Data records:
━━━━

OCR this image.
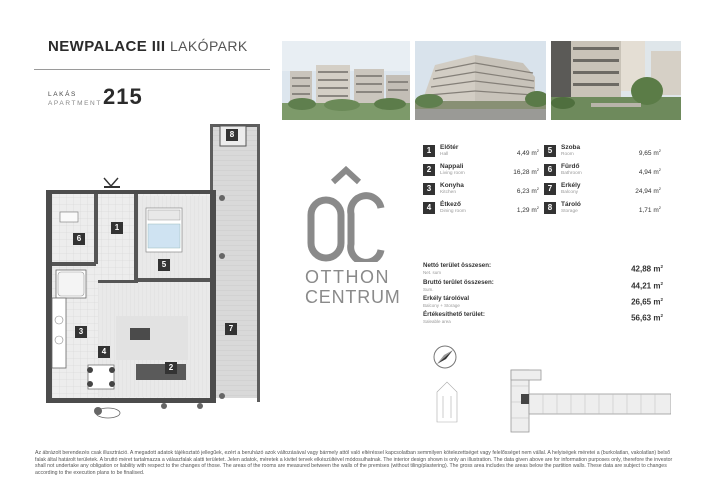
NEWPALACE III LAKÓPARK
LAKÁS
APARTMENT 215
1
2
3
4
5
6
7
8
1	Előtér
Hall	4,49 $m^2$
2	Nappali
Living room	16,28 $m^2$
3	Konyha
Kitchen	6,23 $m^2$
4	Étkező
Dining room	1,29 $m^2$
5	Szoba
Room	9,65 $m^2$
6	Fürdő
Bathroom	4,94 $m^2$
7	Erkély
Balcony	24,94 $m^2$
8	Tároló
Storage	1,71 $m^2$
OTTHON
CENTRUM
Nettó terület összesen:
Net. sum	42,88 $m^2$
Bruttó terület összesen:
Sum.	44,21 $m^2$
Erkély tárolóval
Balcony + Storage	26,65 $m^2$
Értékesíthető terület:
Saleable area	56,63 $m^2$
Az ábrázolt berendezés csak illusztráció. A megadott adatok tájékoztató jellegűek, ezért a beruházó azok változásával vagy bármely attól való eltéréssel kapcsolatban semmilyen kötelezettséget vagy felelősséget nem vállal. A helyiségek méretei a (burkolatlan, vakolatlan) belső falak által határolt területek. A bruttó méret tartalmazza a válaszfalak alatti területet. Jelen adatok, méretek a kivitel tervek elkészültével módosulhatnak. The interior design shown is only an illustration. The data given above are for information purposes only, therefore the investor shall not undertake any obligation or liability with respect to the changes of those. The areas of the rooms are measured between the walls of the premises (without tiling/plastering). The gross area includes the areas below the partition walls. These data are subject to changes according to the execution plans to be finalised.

━━━━

Pick out the lines containing the word "összesen" and show them.

### Written reply
Nettó terület összesen:
Bruttó terület összesen:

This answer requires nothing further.